*Challenge*: Retype all of the data. Every line must match exactly.

Stored records
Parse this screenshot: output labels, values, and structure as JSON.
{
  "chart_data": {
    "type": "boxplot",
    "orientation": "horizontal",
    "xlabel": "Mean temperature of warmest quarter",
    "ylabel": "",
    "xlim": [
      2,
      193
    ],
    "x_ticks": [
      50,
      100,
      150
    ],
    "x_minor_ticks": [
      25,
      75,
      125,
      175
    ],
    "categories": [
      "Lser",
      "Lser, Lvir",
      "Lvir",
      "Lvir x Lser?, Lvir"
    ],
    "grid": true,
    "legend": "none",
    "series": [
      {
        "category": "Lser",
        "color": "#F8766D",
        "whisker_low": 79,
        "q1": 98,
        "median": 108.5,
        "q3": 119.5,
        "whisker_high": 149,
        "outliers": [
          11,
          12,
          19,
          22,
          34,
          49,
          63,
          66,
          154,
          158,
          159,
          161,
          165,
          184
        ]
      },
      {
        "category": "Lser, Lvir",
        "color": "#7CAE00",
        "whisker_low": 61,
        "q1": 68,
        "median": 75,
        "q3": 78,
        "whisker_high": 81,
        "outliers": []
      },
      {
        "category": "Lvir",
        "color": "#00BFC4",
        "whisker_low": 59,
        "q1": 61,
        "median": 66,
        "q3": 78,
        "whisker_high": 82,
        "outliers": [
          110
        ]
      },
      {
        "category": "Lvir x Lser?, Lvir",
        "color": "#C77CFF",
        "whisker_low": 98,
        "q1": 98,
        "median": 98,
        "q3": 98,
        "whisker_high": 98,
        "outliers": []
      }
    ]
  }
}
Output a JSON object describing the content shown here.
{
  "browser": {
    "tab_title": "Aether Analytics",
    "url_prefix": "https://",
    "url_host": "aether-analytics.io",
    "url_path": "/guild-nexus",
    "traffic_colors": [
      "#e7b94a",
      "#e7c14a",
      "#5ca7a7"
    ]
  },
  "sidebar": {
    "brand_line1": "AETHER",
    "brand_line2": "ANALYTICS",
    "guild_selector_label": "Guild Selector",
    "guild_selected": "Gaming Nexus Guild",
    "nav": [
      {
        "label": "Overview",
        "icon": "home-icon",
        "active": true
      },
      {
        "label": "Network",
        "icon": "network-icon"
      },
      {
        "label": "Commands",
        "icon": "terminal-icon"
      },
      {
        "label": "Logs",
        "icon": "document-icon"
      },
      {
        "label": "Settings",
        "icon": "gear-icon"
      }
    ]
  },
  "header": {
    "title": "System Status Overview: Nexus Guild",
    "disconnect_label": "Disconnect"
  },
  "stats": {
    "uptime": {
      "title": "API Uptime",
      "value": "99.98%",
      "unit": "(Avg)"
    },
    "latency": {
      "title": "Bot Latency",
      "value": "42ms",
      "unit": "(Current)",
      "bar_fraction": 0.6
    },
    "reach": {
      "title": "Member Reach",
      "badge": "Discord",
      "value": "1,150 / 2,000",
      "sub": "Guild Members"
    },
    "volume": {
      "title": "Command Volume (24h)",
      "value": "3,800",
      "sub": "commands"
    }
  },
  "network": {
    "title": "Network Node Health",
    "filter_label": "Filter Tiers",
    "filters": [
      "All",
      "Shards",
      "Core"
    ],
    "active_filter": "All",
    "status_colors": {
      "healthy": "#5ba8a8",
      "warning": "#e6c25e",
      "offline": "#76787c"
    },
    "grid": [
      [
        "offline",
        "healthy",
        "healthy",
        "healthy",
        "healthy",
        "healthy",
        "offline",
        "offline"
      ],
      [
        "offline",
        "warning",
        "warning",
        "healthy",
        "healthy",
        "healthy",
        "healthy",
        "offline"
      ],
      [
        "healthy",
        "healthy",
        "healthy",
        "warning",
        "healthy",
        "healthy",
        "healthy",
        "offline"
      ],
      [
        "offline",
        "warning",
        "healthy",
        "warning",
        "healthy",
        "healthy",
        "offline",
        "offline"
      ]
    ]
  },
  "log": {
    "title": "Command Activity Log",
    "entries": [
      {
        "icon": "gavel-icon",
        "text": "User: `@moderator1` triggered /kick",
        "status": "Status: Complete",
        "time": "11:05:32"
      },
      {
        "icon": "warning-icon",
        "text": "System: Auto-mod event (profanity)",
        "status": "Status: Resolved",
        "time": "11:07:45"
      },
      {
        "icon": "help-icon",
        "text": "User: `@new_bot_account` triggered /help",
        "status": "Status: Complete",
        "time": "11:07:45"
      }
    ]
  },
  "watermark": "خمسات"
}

*Solution for this exercise*:
Parse this screenshot: output labels, values, and structure as JSON.
{
  "chart_data": {
    "type": "boxplot",
    "orientation": "horizontal",
    "xlabel": "Mean temperature of warmest quarter",
    "ylabel": "",
    "xlim": [
      2,
      193
    ],
    "x_ticks": [
      50,
      100,
      150
    ],
    "x_minor_ticks": [
      25,
      75,
      125,
      175
    ],
    "categories": [
      "Lser",
      "Lser, Lvir",
      "Lvir",
      "Lvir x Lser?, Lvir"
    ],
    "grid": true,
    "legend": "none",
    "series": [
      {
        "category": "Lser",
        "color": "#F8766D",
        "whisker_low": 79,
        "q1": 98,
        "median": 108.5,
        "q3": 119.5,
        "whisker_high": 149,
        "outliers": [
          11,
          12,
          19,
          22,
          34,
          49,
          63,
          66,
          154,
          158,
          159,
          161,
          165,
          184
        ]
      },
      {
        "category": "Lser, Lvir",
        "color": "#7CAE00",
        "whisker_low": 61,
        "q1": 68,
        "median": 75,
        "q3": 78,
        "whisker_high": 81,
        "outliers": []
      },
      {
        "category": "Lvir",
        "color": "#00BFC4",
        "whisker_low": 59,
        "q1": 61,
        "median": 66,
        "q3": 78,
        "whisker_high": 82,
        "outliers": [
          110
        ]
      },
      {
        "category": "Lvir x Lser?, Lvir",
        "color": "#C77CFF",
        "whisker_low": 98,
        "q1": 98,
        "median": 98,
        "q3": 98,
        "whisker_high": 98,
        "outliers": []
      }
    ]
  }
}
Output a JSON object describing the content shown here.
{
  "browser": {
    "tab_title": "Aether Analytics",
    "url_prefix": "https://",
    "url_host": "aether-analytics.io",
    "url_path": "/guild-nexus",
    "traffic_colors": [
      "#e7b94a",
      "#e7c14a",
      "#5ca7a7"
    ]
  },
  "sidebar": {
    "brand_line1": "AETHER",
    "brand_line2": "ANALYTICS",
    "guild_selector_label": "Guild Selector",
    "guild_selected": "Gaming Nexus Guild",
    "nav": [
      {
        "label": "Overview",
        "icon": "home-icon",
        "active": true
      },
      {
        "label": "Network",
        "icon": "network-icon"
      },
      {
        "label": "Commands",
        "icon": "terminal-icon"
      },
      {
        "label": "Logs",
        "icon": "document-icon"
      },
      {
        "label": "Settings",
        "icon": "gear-icon"
      }
    ]
  },
  "header": {
    "title": "System Status Overview: Nexus Guild",
    "disconnect_label": "Disconnect"
  },
  "stats": {
    "uptime": {
      "title": "API Uptime",
      "value": "99.98%",
      "unit": "(Avg)"
    },
    "latency": {
      "title": "Bot Latency",
      "value": "42ms",
      "unit": "(Current)",
      "bar_fraction": 0.6
    },
    "reach": {
      "title": "Member Reach",
      "badge": "Discord",
      "value": "1,150 / 2,000",
      "sub": "Guild Members"
    },
    "volume": {
      "title": "Command Volume (24h)",
      "value": "3,800",
      "sub": "commands"
    }
  },
  "network": {
    "title": "Network Node Health",
    "filter_label": "Filter Tiers",
    "filters": [
      "All",
      "Shards",
      "Core"
    ],
    "active_filter": "All",
    "status_colors": {
      "healthy": "#5ba8a8",
      "warning": "#e6c25e",
      "offline": "#76787c"
    },
    "grid": [
      [
        "offline",
        "healthy",
        "healthy",
        "healthy",
        "healthy",
        "healthy",
        "offline",
        "offline"
      ],
      [
        "offline",
        "warning",
        "warning",
        "healthy",
        "healthy",
        "healthy",
        "healthy",
        "offline"
      ],
      [
        "healthy",
        "healthy",
        "healthy",
        "warning",
        "healthy",
        "healthy",
        "healthy",
        "offline"
      ],
      [
        "offline",
        "warning",
        "healthy",
        "warning",
        "healthy",
        "healthy",
        "offline",
        "offline"
      ]
    ]
  },
  "log": {
    "title": "Command Activity Log",
    "entries": [
      {
        "icon": "gavel-icon",
        "text": "User: `@moderator1` triggered /kick",
        "status": "Status: Complete",
        "time": "11:05:32"
      },
      {
        "icon": "warning-icon",
        "text": "System: Auto-mod event (profanity)",
        "status": "Status: Resolved",
        "time": "11:07:45"
      },
      {
        "icon": "help-icon",
        "text": "User: `@new_bot_account` triggered /help",
        "status": "Status: Complete",
        "time": "11:07:45"
      }
    ]
  },
  "watermark": "خمسات"
}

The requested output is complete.